----- LISTED ENTRIES -----
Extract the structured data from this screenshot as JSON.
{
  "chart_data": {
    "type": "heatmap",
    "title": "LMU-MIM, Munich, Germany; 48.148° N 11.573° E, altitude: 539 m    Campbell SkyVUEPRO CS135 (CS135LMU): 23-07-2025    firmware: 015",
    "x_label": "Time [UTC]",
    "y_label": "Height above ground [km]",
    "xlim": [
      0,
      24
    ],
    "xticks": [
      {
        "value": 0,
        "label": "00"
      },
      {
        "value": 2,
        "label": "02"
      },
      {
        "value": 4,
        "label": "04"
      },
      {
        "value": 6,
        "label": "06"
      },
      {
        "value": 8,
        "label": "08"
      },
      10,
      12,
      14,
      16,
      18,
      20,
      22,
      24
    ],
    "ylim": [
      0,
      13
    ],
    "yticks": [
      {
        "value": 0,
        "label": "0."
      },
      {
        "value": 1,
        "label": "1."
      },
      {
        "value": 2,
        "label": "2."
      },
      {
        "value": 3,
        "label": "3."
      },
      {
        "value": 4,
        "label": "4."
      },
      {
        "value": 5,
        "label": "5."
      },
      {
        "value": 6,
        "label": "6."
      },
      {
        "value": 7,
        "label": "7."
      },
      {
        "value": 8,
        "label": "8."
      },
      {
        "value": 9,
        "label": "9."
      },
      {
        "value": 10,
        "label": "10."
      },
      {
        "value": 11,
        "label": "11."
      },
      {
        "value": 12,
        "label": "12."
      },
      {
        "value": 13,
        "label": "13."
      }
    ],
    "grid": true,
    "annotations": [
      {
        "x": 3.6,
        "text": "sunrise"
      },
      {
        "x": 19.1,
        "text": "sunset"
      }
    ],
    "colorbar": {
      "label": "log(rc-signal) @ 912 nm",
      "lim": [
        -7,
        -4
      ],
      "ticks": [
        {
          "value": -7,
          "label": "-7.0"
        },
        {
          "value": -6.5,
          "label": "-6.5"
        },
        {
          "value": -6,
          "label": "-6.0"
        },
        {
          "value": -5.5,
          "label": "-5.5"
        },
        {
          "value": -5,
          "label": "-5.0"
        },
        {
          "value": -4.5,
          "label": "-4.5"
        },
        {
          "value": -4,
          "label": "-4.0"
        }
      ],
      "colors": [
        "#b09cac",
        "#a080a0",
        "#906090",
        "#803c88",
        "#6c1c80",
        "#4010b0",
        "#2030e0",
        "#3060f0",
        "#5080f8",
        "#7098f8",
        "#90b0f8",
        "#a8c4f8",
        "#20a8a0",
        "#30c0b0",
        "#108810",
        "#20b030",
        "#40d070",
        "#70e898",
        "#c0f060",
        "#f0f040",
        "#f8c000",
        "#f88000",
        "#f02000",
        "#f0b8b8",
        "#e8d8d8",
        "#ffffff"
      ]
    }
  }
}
-----
* _EXERCISE PROMPT_
Please reproduce every line of the material word for word.

* _RESULT_
Extract the structured data from this screenshot as JSON.
{
  "chart_data": {
    "type": "heatmap",
    "title": "LMU-MIM, Munich, Germany; 48.148° N 11.573° E, altitude: 539 m    Campbell SkyVUEPRO CS135 (CS135LMU): 23-07-2025    firmware: 015",
    "x_label": "Time [UTC]",
    "y_label": "Height above ground [km]",
    "xlim": [
      0,
      24
    ],
    "xticks": [
      {
        "value": 0,
        "label": "00"
      },
      {
        "value": 2,
        "label": "02"
      },
      {
        "value": 4,
        "label": "04"
      },
      {
        "value": 6,
        "label": "06"
      },
      {
        "value": 8,
        "label": "08"
      },
      10,
      12,
      14,
      16,
      18,
      20,
      22,
      24
    ],
    "ylim": [
      0,
      13
    ],
    "yticks": [
      {
        "value": 0,
        "label": "0."
      },
      {
        "value": 1,
        "label": "1."
      },
      {
        "value": 2,
        "label": "2."
      },
      {
        "value": 3,
        "label": "3."
      },
      {
        "value": 4,
        "label": "4."
      },
      {
        "value": 5,
        "label": "5."
      },
      {
        "value": 6,
        "label": "6."
      },
      {
        "value": 7,
        "label": "7."
      },
      {
        "value": 8,
        "label": "8."
      },
      {
        "value": 9,
        "label": "9."
      },
      {
        "value": 10,
        "label": "10."
      },
      {
        "value": 11,
        "label": "11."
      },
      {
        "value": 12,
        "label": "12."
      },
      {
        "value": 13,
        "label": "13."
      }
    ],
    "grid": true,
    "annotations": [
      {
        "x": 3.6,
        "text": "sunrise"
      },
      {
        "x": 19.1,
        "text": "sunset"
      }
    ],
    "colorbar": {
      "label": "log(rc-signal) @ 912 nm",
      "lim": [
        -7,
        -4
      ],
      "ticks": [
        {
          "value": -7,
          "label": "-7.0"
        },
        {
          "value": -6.5,
          "label": "-6.5"
        },
        {
          "value": -6,
          "label": "-6.0"
        },
        {
          "value": -5.5,
          "label": "-5.5"
        },
        {
          "value": -5,
          "label": "-5.0"
        },
        {
          "value": -4.5,
          "label": "-4.5"
        },
        {
          "value": -4,
          "label": "-4.0"
        }
      ],
      "colors": [
        "#b09cac",
        "#a080a0",
        "#906090",
        "#803c88",
        "#6c1c80",
        "#4010b0",
        "#2030e0",
        "#3060f0",
        "#5080f8",
        "#7098f8",
        "#90b0f8",
        "#a8c4f8",
        "#20a8a0",
        "#30c0b0",
        "#108810",
        "#20b030",
        "#40d070",
        "#70e898",
        "#c0f060",
        "#f0f040",
        "#f8c000",
        "#f88000",
        "#f02000",
        "#f0b8b8",
        "#e8d8d8",
        "#ffffff"
      ]
    }
  }
}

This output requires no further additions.